** Start ROWS **

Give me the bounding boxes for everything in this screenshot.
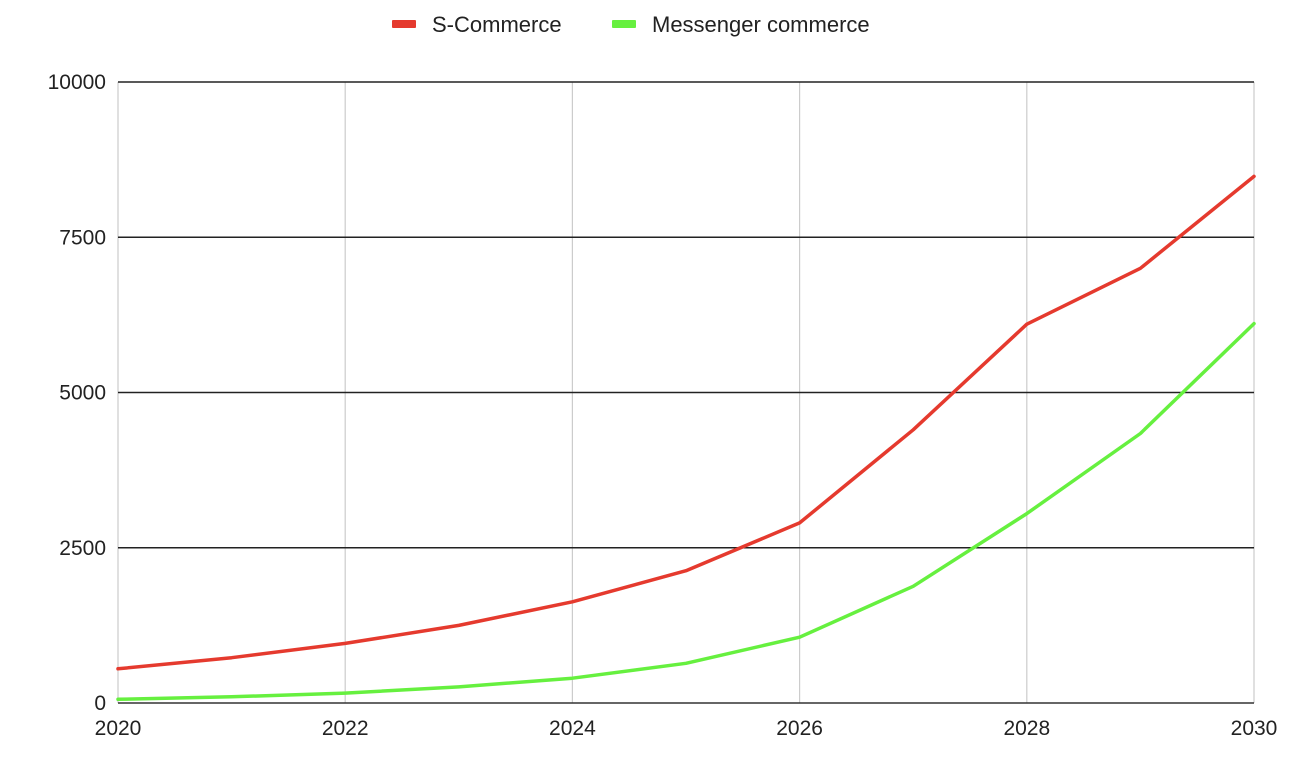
grid: [117, 81, 1255, 703]
x-tick-label: 2020: [95, 717, 142, 740]
legend: S-Commerce Messenger commerce: [392, 12, 870, 37]
x-tick-label: 2022: [322, 717, 369, 740]
legend-swatch-1: [392, 20, 416, 28]
y-tick-label: 5000: [59, 382, 106, 405]
legend-label-2: Messenger commerce: [652, 12, 870, 37]
tick-labels: 0 2500 5000 7500 10000 2020 2022 2024 2026 2028 20…: [48, 71, 1278, 740]
series-line-1: [116, 174, 1256, 671]
series-line-2: [116, 321, 1256, 702]
y-tick-label: 2500: [59, 537, 106, 560]
series-lines: [116, 174, 1256, 702]
legend-label-1: S-Commerce: [432, 12, 562, 37]
y-tick-label: 0: [94, 692, 106, 715]
x-tick-label: 2026: [776, 717, 823, 740]
y-tick-label: 10000: [48, 71, 106, 94]
x-tick-label: 2030: [1231, 717, 1278, 740]
x-tick-label: 2024: [549, 717, 596, 740]
legend-swatch-2: [612, 20, 636, 28]
x-tick-label: 2028: [1003, 717, 1050, 740]
y-tick-label: 7500: [59, 226, 106, 249]
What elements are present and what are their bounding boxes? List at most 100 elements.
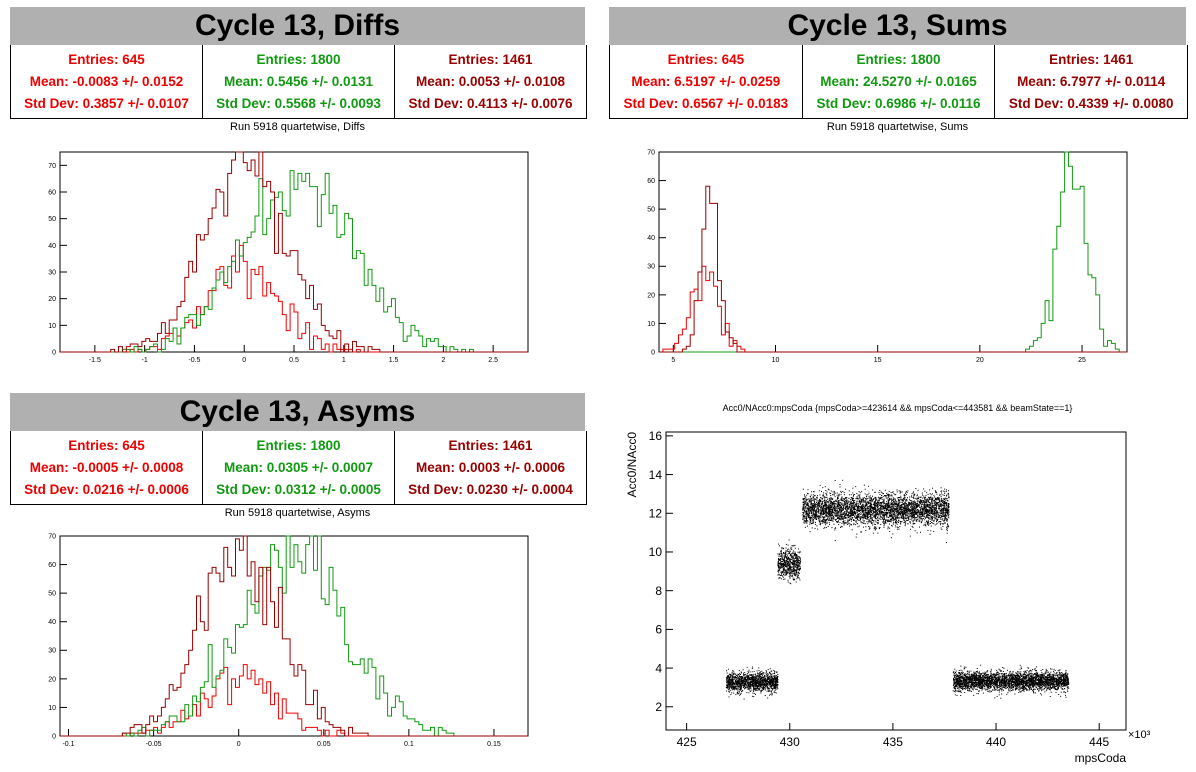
scatter-point: [890, 507, 892, 509]
scatter-point: [774, 673, 775, 674]
sums-stats-green: Entries: 1800 Mean: 24.5270 +/- 0.0165 S…: [803, 45, 996, 118]
scatter-point: [832, 508, 834, 510]
scatter-point: [898, 520, 900, 522]
scatter-point: [841, 515, 842, 517]
scatter-point: [921, 492, 923, 494]
scatter-point: [795, 566, 797, 568]
scatter-point: [757, 678, 759, 680]
scatter-point: [727, 688, 729, 690]
scatter-point: [736, 687, 738, 689]
scatter-point: [896, 510, 898, 512]
scatter-point: [834, 491, 836, 493]
scatter-point: [790, 556, 792, 558]
scatter-point: [842, 521, 844, 523]
scatter-point: [940, 487, 942, 489]
scatter-point: [735, 673, 737, 675]
scatter-point: [739, 680, 741, 682]
scatter-point: [860, 506, 862, 508]
scatter-point: [743, 680, 745, 681]
scatter-point: [841, 526, 843, 528]
scatter-point: [902, 503, 904, 505]
asyms-title: Cycle 13, Asyms: [10, 393, 585, 431]
scatter-point: [940, 496, 942, 498]
scatter-point: [943, 507, 945, 509]
scatter-point: [834, 502, 836, 504]
scatter-point: [753, 677, 755, 679]
scatter-point: [936, 498, 938, 500]
scatter-point: [916, 498, 918, 500]
scatter-point: [924, 508, 926, 510]
scatter-point: [884, 503, 886, 505]
scatter-point: [744, 684, 746, 686]
scatter-point: [852, 503, 854, 505]
scatter-point: [898, 499, 900, 501]
scatter-point: [772, 687, 774, 689]
scatter-point: [771, 685, 773, 687]
scatter-point: [932, 513, 934, 515]
scatter-point: [871, 523, 873, 524]
scatter-point: [797, 560, 799, 562]
scatter-point: [779, 558, 781, 560]
scatter-point: [769, 690, 771, 692]
scatter-point: [947, 509, 949, 511]
scatter-point: [948, 511, 950, 513]
scatter-point: [796, 561, 798, 563]
scatter-point: [946, 527, 948, 528]
scatter-point: [834, 515, 836, 517]
scatter-point: [732, 683, 734, 685]
scatter-point: [931, 507, 933, 509]
scatter-point: [879, 515, 881, 517]
scatter-point: [778, 563, 779, 565]
scatter-point: [745, 677, 746, 679]
scatter-point: [793, 557, 794, 559]
scatter-point: [922, 494, 923, 496]
scatter-point: [805, 508, 807, 510]
scatter-point: [920, 507, 922, 509]
scatter-point: [896, 510, 898, 511]
scatter-point: [789, 582, 791, 584]
scatter-point: [748, 687, 750, 689]
scatter-point: [805, 521, 807, 522]
scatter-point: [852, 514, 853, 516]
scatter-point: [923, 495, 925, 497]
y-tick-label: 10: [48, 323, 56, 330]
scatter-point: [842, 521, 844, 522]
scatter-point: [798, 573, 800, 575]
scatter-point: [786, 561, 787, 563]
scatter-point: [738, 678, 740, 680]
scatter-point: [858, 516, 860, 518]
scatter-point: [803, 515, 805, 517]
scatter-point: [939, 522, 941, 524]
scatter-point: [839, 511, 841, 513]
scatter-point: [819, 484, 821, 486]
scatter-point: [779, 568, 781, 570]
scatter-point: [926, 506, 928, 508]
scatter-point: [795, 560, 797, 562]
scatter-point: [920, 512, 922, 514]
scatter-point: [918, 504, 920, 506]
scatter-point: [793, 569, 795, 571]
scatter-point: [866, 496, 868, 497]
scatter-point: [809, 498, 811, 500]
scatter-point: [781, 554, 783, 556]
scatter-point: [737, 681, 739, 683]
sums-title: Cycle 13, Sums: [609, 7, 1186, 45]
scatter-point: [750, 687, 752, 689]
scatter-point: [774, 679, 776, 681]
scatter-point: [840, 498, 842, 500]
scatter-point: [815, 513, 817, 515]
scatter-point: [758, 686, 760, 687]
scatter-point: [788, 563, 790, 565]
scatter-point: [787, 572, 789, 574]
scatter-point: [892, 491, 894, 493]
scatter-point: [941, 508, 943, 510]
scatter-point: [823, 504, 825, 506]
scatter-point: [813, 514, 815, 516]
scatter-point: [946, 530, 948, 532]
scatter-point: [850, 512, 852, 514]
scatter-point: [837, 513, 839, 515]
scatter-point: [853, 509, 855, 511]
scatter-point: [744, 686, 746, 688]
scatter-point: [780, 551, 782, 553]
scatter-point: [823, 507, 825, 509]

** End ROWS **

▶ **GIVEN PROBLEM**:
Copy out all of the items above word for word, leaving out the pictures.

▶ **ANSWER FOR THIS EXERCISE**:
Give me the bounding boxes for everything in this screenshot.
grid: [117, 81, 1255, 703]
x-tick-label: 2020: [95, 717, 142, 740]
legend: S-Commerce Messenger commerce: [392, 12, 870, 37]
x-tick-label: 2022: [322, 717, 369, 740]
legend-swatch-1: [392, 20, 416, 28]
y-tick-label: 5000: [59, 382, 106, 405]
legend-label-2: Messenger commerce: [652, 12, 870, 37]
tick-labels: 0 2500 5000 7500 10000 2020 2022 2024 2026 2028 20…: [48, 71, 1278, 740]
series-line-1: [116, 174, 1256, 671]
series-line-2: [116, 321, 1256, 702]
y-tick-label: 2500: [59, 537, 106, 560]
series-lines: [116, 174, 1256, 702]
legend-label-1: S-Commerce: [432, 12, 562, 37]
y-tick-label: 0: [94, 692, 106, 715]
x-tick-label: 2026: [776, 717, 823, 740]
y-tick-label: 10000: [48, 71, 106, 94]
x-tick-label: 2030: [1231, 717, 1278, 740]
x-tick-label: 2024: [549, 717, 596, 740]
legend-swatch-2: [612, 20, 636, 28]
x-tick-label: 2028: [1003, 717, 1050, 740]
y-tick-label: 7500: [59, 226, 106, 249]
What elements are present and what are their bounding boxes? List at most 100 elements.
scatter-point: [890, 507, 892, 509]
scatter-point: [774, 673, 775, 674]
sums-stats-green: Entries: 1800 Mean: 24.5270 +/- 0.0165 S…: [803, 45, 996, 118]
scatter-point: [832, 508, 834, 510]
scatter-point: [898, 520, 900, 522]
scatter-point: [841, 515, 842, 517]
scatter-point: [921, 492, 923, 494]
scatter-point: [795, 566, 797, 568]
scatter-point: [757, 678, 759, 680]
scatter-point: [727, 688, 729, 690]
scatter-point: [736, 687, 738, 689]
scatter-point: [896, 510, 898, 512]
scatter-point: [834, 491, 836, 493]
scatter-point: [790, 556, 792, 558]
scatter-point: [842, 521, 844, 523]
scatter-point: [940, 487, 942, 489]
scatter-point: [735, 673, 737, 675]
scatter-point: [739, 680, 741, 682]
scatter-point: [860, 506, 862, 508]
scatter-point: [743, 680, 745, 681]
scatter-point: [841, 526, 843, 528]
scatter-point: [902, 503, 904, 505]
asyms-title: Cycle 13, Asyms: [10, 393, 585, 431]
scatter-point: [940, 496, 942, 498]
scatter-point: [943, 507, 945, 509]
scatter-point: [834, 502, 836, 504]
scatter-point: [753, 677, 755, 679]
scatter-point: [936, 498, 938, 500]
scatter-point: [916, 498, 918, 500]
scatter-point: [924, 508, 926, 510]
scatter-point: [884, 503, 886, 505]
scatter-point: [744, 684, 746, 686]
scatter-point: [852, 503, 854, 505]
scatter-point: [898, 499, 900, 501]
scatter-point: [772, 687, 774, 689]
scatter-point: [771, 685, 773, 687]
scatter-point: [932, 513, 934, 515]
scatter-point: [871, 523, 873, 524]
scatter-point: [797, 560, 799, 562]
scatter-point: [779, 558, 781, 560]
scatter-point: [769, 690, 771, 692]
scatter-point: [947, 509, 949, 511]
scatter-point: [948, 511, 950, 513]
scatter-point: [796, 561, 798, 563]
scatter-point: [946, 527, 948, 528]
scatter-point: [834, 515, 836, 517]
scatter-point: [732, 683, 734, 685]
scatter-point: [931, 507, 933, 509]
scatter-point: [879, 515, 881, 517]
scatter-point: [778, 563, 779, 565]
scatter-point: [745, 677, 746, 679]
scatter-point: [793, 557, 794, 559]
scatter-point: [922, 494, 923, 496]
scatter-point: [805, 508, 807, 510]
scatter-point: [920, 507, 922, 509]
scatter-point: [896, 510, 898, 511]
scatter-point: [789, 582, 791, 584]
scatter-point: [748, 687, 750, 689]
scatter-point: [805, 521, 807, 522]
scatter-point: [852, 514, 853, 516]
scatter-point: [923, 495, 925, 497]
y-tick-label: 10: [48, 323, 56, 330]
scatter-point: [842, 521, 844, 522]
scatter-point: [798, 573, 800, 575]
scatter-point: [786, 561, 787, 563]
scatter-point: [738, 678, 740, 680]
scatter-point: [858, 516, 860, 518]
scatter-point: [803, 515, 805, 517]
scatter-point: [939, 522, 941, 524]
scatter-point: [839, 511, 841, 513]
scatter-point: [819, 484, 821, 486]
scatter-point: [779, 568, 781, 570]
scatter-point: [926, 506, 928, 508]
scatter-point: [795, 560, 797, 562]
scatter-point: [920, 512, 922, 514]
scatter-point: [918, 504, 920, 506]
scatter-point: [793, 569, 795, 571]
scatter-point: [866, 496, 868, 497]
scatter-point: [809, 498, 811, 500]
scatter-point: [781, 554, 783, 556]
scatter-point: [737, 681, 739, 683]
sums-title: Cycle 13, Sums: [609, 7, 1186, 45]
scatter-point: [750, 687, 752, 689]
scatter-point: [774, 679, 776, 681]
scatter-point: [840, 498, 842, 500]
scatter-point: [815, 513, 817, 515]
scatter-point: [758, 686, 760, 687]
scatter-point: [788, 563, 790, 565]
scatter-point: [787, 572, 789, 574]
scatter-point: [892, 491, 894, 493]
scatter-point: [941, 508, 943, 510]
scatter-point: [823, 504, 825, 506]
scatter-point: [813, 514, 815, 516]
scatter-point: [946, 530, 948, 532]
scatter-point: [850, 512, 852, 514]
scatter-point: [837, 513, 839, 515]
scatter-point: [853, 509, 855, 511]
scatter-point: [744, 686, 746, 688]
scatter-point: [780, 551, 782, 553]
scatter-point: [823, 507, 825, 509]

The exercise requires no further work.